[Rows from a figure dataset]
+++

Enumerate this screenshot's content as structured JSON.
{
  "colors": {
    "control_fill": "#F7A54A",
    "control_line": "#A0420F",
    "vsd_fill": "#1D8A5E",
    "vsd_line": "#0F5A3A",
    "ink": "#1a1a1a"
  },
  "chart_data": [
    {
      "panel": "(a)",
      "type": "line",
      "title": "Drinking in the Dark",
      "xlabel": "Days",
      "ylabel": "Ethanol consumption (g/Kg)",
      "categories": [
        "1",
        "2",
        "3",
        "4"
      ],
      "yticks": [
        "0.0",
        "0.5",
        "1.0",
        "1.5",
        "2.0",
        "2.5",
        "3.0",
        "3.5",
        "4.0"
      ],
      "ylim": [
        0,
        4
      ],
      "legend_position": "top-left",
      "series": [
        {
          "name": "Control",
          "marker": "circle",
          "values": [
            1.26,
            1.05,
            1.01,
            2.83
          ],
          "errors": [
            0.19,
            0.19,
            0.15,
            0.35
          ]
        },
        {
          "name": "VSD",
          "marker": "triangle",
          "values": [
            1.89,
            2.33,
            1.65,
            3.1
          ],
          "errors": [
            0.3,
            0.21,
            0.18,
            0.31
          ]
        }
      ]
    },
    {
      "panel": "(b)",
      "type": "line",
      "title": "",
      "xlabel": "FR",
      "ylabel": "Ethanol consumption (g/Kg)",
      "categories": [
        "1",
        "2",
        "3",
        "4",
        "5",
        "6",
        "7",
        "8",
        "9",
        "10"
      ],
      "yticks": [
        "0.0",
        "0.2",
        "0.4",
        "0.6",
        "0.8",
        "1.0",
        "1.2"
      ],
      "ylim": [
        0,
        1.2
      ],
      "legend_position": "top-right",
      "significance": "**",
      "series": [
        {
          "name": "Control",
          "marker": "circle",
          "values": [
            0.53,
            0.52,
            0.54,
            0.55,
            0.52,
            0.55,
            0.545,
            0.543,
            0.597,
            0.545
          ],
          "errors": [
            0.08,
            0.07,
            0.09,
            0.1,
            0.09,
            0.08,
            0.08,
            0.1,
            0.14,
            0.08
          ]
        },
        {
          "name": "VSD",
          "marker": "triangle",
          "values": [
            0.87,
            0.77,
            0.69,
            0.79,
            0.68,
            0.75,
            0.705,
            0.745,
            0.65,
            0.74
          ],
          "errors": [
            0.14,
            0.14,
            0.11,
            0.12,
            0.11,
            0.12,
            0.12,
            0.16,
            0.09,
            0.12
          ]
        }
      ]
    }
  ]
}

+++

• **What you should do**
The records above must be output exactly, in full.

• **Answer to the exercise**
Enumerate this screenshot's content as structured JSON.
{
  "colors": {
    "control_fill": "#F7A54A",
    "control_line": "#A0420F",
    "vsd_fill": "#1D8A5E",
    "vsd_line": "#0F5A3A",
    "ink": "#1a1a1a"
  },
  "chart_data": [
    {
      "panel": "(a)",
      "type": "line",
      "title": "Drinking in the Dark",
      "xlabel": "Days",
      "ylabel": "Ethanol consumption (g/Kg)",
      "categories": [
        "1",
        "2",
        "3",
        "4"
      ],
      "yticks": [
        "0.0",
        "0.5",
        "1.0",
        "1.5",
        "2.0",
        "2.5",
        "3.0",
        "3.5",
        "4.0"
      ],
      "ylim": [
        0,
        4
      ],
      "legend_position": "top-left",
      "series": [
        {
          "name": "Control",
          "marker": "circle",
          "values": [
            1.26,
            1.05,
            1.01,
            2.83
          ],
          "errors": [
            0.19,
            0.19,
            0.15,
            0.35
          ]
        },
        {
          "name": "VSD",
          "marker": "triangle",
          "values": [
            1.89,
            2.33,
            1.65,
            3.1
          ],
          "errors": [
            0.3,
            0.21,
            0.18,
            0.31
          ]
        }
      ]
    },
    {
      "panel": "(b)",
      "type": "line",
      "title": "",
      "xlabel": "FR",
      "ylabel": "Ethanol consumption (g/Kg)",
      "categories": [
        "1",
        "2",
        "3",
        "4",
        "5",
        "6",
        "7",
        "8",
        "9",
        "10"
      ],
      "yticks": [
        "0.0",
        "0.2",
        "0.4",
        "0.6",
        "0.8",
        "1.0",
        "1.2"
      ],
      "ylim": [
        0,
        1.2
      ],
      "legend_position": "top-right",
      "significance": "**",
      "series": [
        {
          "name": "Control",
          "marker": "circle",
          "values": [
            0.53,
            0.52,
            0.54,
            0.55,
            0.52,
            0.55,
            0.545,
            0.543,
            0.597,
            0.545
          ],
          "errors": [
            0.08,
            0.07,
            0.09,
            0.1,
            0.09,
            0.08,
            0.08,
            0.1,
            0.14,
            0.08
          ]
        },
        {
          "name": "VSD",
          "marker": "triangle",
          "values": [
            0.87,
            0.77,
            0.69,
            0.79,
            0.68,
            0.75,
            0.705,
            0.745,
            0.65,
            0.74
          ],
          "errors": [
            0.14,
            0.14,
            0.11,
            0.12,
            0.11,
            0.12,
            0.12,
            0.16,
            0.09,
            0.12
          ]
        }
      ]
    }
  ]
}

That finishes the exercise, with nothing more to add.